Copy all lines that contain the word "Войкова".
════
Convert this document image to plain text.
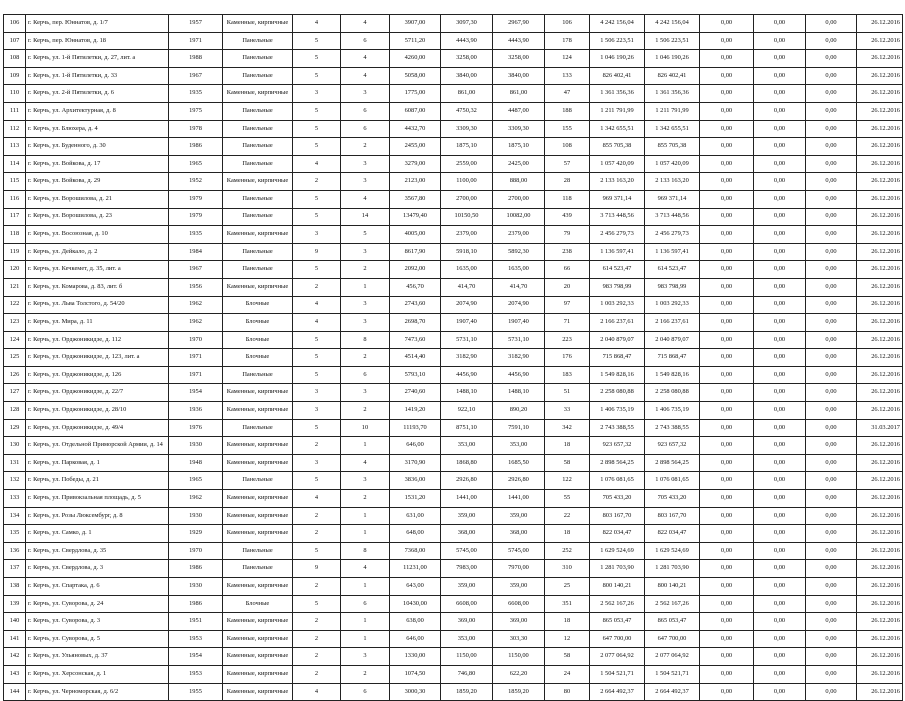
106	г. Керчь, пер. Юннатов, д. 1/7	1957	Каменные, кирпичные	4	4	3907,00	3097,30	2967,90	106	4 242 156,04	4 242 156,04	0,00	0,00	0,00	26.12.2016
107	г. Керчь, пер. Юннатов, д. 18	1971	Панельные	5	6	5711,20	4443,90	4443,90	178	1 506 223,51	1 506 223,51	0,00	0,00	0,00	26.12.2016
108	г. Керчь, ул. 1-й Пятилетки, д. 27, лит. а	1988	Панельные	5	4	4260,00	3258,00	3258,00	124	1 046 190,26	1 046 190,26	0,00	0,00	0,00	26.12.2016
109	г. Керчь, ул. 1-й Пятилетки, д. 33	1967	Панельные	5	4	5058,00	3840,00	3840,00	133	826 402,41	826 402,41	0,00	0,00	0,00	26.12.2016
110	г. Керчь, ул. 2-й Пятилетки, д. 6	1935	Каменные, кирпичные	3	3	1775,00	861,00	861,00	47	1 361 356,36	1 361 356,36	0,00	0,00	0,00	26.12.2016
111	г. Керчь, ул. Архитектурная, д. 8	1975	Панельные	5	6	6087,00	4750,32	4487,00	188	1 211 791,99	1 211 791,99	0,00	0,00	0,00	26.12.2016
112	г. Керчь, ул. Блюхера, д. 4	1978	Панельные	5	6	4432,70	3309,30	3309,30	155	1 342 655,51	1 342 655,51	0,00	0,00	0,00	26.12.2016
113	г. Керчь, ул. Буденного, д. 30	1986	Панельные	5	2	2455,00	1875,10	1875,10	108	855 705,38	855 705,38	0,00	0,00	0,00	26.12.2016
114	г. Керчь, ул. Войкова, д. 17	1965	Панельные	4	3	3279,00	2559,00	2425,00	57	1 057 420,09	1 057 420,09	0,00	0,00	0,00	26.12.2016
115	г. Керчь, ул. Войкова, д. 29	1952	Каменные, кирпичные	2	3	2123,00	1100,00	888,00	28	2 133 163,20	2 133 163,20	0,00	0,00	0,00	26.12.2016
116	г. Керчь, ул. Ворошилова, д. 21	1979	Панельные	5	4	3567,80	2700,00	2700,00	118	969 371,14	969 371,14	0,00	0,00	0,00	26.12.2016
117	г. Керчь, ул. Ворошилова, д. 23	1979	Панельные	5	14	13479,40	10150,50	10082,00	439	3 713 448,56	3 713 448,56	0,00	0,00	0,00	26.12.2016
118	г. Керчь, ул. Восоюзная, д. 10	1935	Каменные, кирпичные	3	5	4005,00	2379,00	2379,00	79	2 456 279,73	2 456 279,73	0,00	0,00	0,00	26.12.2016
119	г. Керчь, ул. Дейкало, д. 2	1984	Панельные	9	3	8617,90	5918,10	5892,30	238	1 136 597,41	1 136 597,41	0,00	0,00	0,00	26.12.2016
120	г. Керчь, ул. Кечкемет, д. 35, лит. а	1967	Панельные	5	2	2092,00	1635,00	1635,00	66	614 523,47	614 523,47	0,00	0,00	0,00	26.12.2016
121	г. Керчь, ул. Комарова, д. 83, лит. б	1956	Каменные, кирпичные	2	1	456,70	414,70	414,70	20	983 798,99	983 798,99	0,00	0,00	0,00	26.12.2016
122	г. Керчь, ул. Льва Толстого, д. 54/20	1962	Блочные	4	3	2743,60	2074,90	2074,90	97	1 003 292,33	1 003 292,33	0,00	0,00	0,00	26.12.2016
123	г. Керчь, ул. Мира, д. 11	1962	Блочные	4	3	2698,70	1907,40	1907,40	71	2 166 237,61	2 166 237,61	0,00	0,00	0,00	26.12.2016
124	г. Керчь, ул. Орджоникидзе, д. 112	1970	Блочные	5	8	7473,60	5731,10	5731,10	223	2 040 879,07	2 040 879,07	0,00	0,00	0,00	26.12.2016
125	г. Керчь, ул. Орджоникидзе, д. 123, лит. а	1971	Блочные	5	2	4514,40	3182,90	3182,90	176	715 868,47	715 868,47	0,00	0,00	0,00	26.12.2016
126	г. Керчь, ул. Орджоникидзе, д. 126	1971	Панельные	5	6	5793,10	4456,90	4456,90	183	1 549 828,16	1 549 828,16	0,00	0,00	0,00	26.12.2016
127	г. Керчь, ул. Орджоникидзе, д. 22/7	1954	Каменные, кирпичные	3	3	2740,60	1488,10	1488,10	51	2 258 080,88	2 258 080,88	0,00	0,00	0,00	26.12.2016
128	г. Керчь, ул. Орджоникидзе, д. 28/10	1936	Каменные, кирпичные	3	2	1419,20	922,10	890,20	33	1 406 735,19	1 406 735,19	0,00	0,00	0,00	26.12.2016
129	г. Керчь, ул. Орджоникидзе, д. 49/4	1976	Панельные	5	10	11193,70	8751,10	7591,10	342	2 743 388,55	2 743 388,55	0,00	0,00	0,00	31.03.2017
130	г. Керчь, ул. Отдельной Приморской Армии, д. 14	1930	Каменные, кирпичные	2	1	646,00	353,00	353,00	18	923 657,32	923 657,32	0,00	0,00	0,00	26.12.2016
131	г. Керчь, ул. Парковая, д. 1	1948	Каменные, кирпичные	3	4	3170,90	1868,80	1685,50	58	2 898 564,25	2 898 564,25	0,00	0,00	0,00	26.12.2016
132	г. Керчь, ул. Победы, д. 21	1965	Панельные	5	3	3836,00	2926,80	2926,80	122	1 076 081,65	1 076 081,65	0,00	0,00	0,00	26.12.2016
133	г. Керчь, ул. Привокзальная площадь, д. 5	1962	Каменные, кирпичные	4	2	1531,20	1441,00	1441,00	55	705 433,20	705 433,20	0,00	0,00	0,00	26.12.2016
134	г. Керчь, ул. Розы Люксембург, д. 8	1930	Каменные, кирпичные	2	1	631,00	359,00	359,00	22	803 167,70	803 167,70	0,00	0,00	0,00	26.12.2016
135	г. Керчь, ул. Самко, д. 1	1929	Каменные, кирпичные	2	1	648,00	368,00	368,00	18	822 034,47	822 034,47	0,00	0,00	0,00	26.12.2016
136	г. Керчь, ул. Свердлова, д. 35	1970	Панельные	5	8	7368,00	5745,00	5745,00	252	1 629 524,69	1 629 524,69	0,00	0,00	0,00	26.12.2016
137	г. Керчь, ул. Свердлова, д. 3	1986	Панельные	9	4	11231,00	7983,00	7970,00	310	1 281 703,90	1 281 703,90	0,00	0,00	0,00	26.12.2016
138	г. Керчь, ул. Спартака, д. 6	1930	Каменные, кирпичные	2	1	643,00	359,00	359,00	25	800 140,21	800 140,21	0,00	0,00	0,00	26.12.2016
139	г. Керчь, ул. Суворова, д. 24	1986	Блочные	5	6	10430,00	6608,00	6608,00	351	2 562 167,26	2 562 167,26	0,00	0,00	0,00	26.12.2016
140	г. Керчь, ул. Суворова, д. 3	1951	Каменные, кирпичные	2	1	638,00	369,00	369,00	18	865 053,47	865 053,47	0,00	0,00	0,00	26.12.2016
141	г. Керчь, ул. Суворова, д. 5	1953	Каменные, кирпичные	2	1	646,00	353,00	303,30	12	647 700,00	647 700,00	0,00	0,00	0,00	26.12.2016
142	г. Керчь, ул. Ульяновых, д. 37	1954	Каменные, кирпичные	2	3	1330,00	1150,00	1150,00	58	2 077 064,92	2 077 064,92	0,00	0,00	0,00	26.12.2016
143	г. Керчь, ул. Херсонская, д. 1	1953	Каменные, кирпичные	2	2	1074,50	746,80	622,20	24	1 504 521,71	1 504 521,71	0,00	0,00	0,00	26.12.2016
144	г. Керчь, ул. Черноморская, д. 6/2	1955	Каменные, кирпичные	4	6	3000,30	1859,20	1859,20	80	2 664 492,37	2 664 492,37	0,00	0,00	0,00	26.12.2016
════
- [Written reply]
114	г. Керчь, ул. Войкова, д. 17	1965	Панельные	4	3	3279,00	2559,00	2425,00	57	1 057 420,09	1 057 420,09	0,00	0,00	0,00	26.12.2016
115	г. Керчь, ул. Войкова, д. 29	1952	Каменные, кирпичные	2	3	2123,00	1100,00	888,00	28	2 133 163,20	2 133 163,20	0,00	0,00	0,00	26.12.2016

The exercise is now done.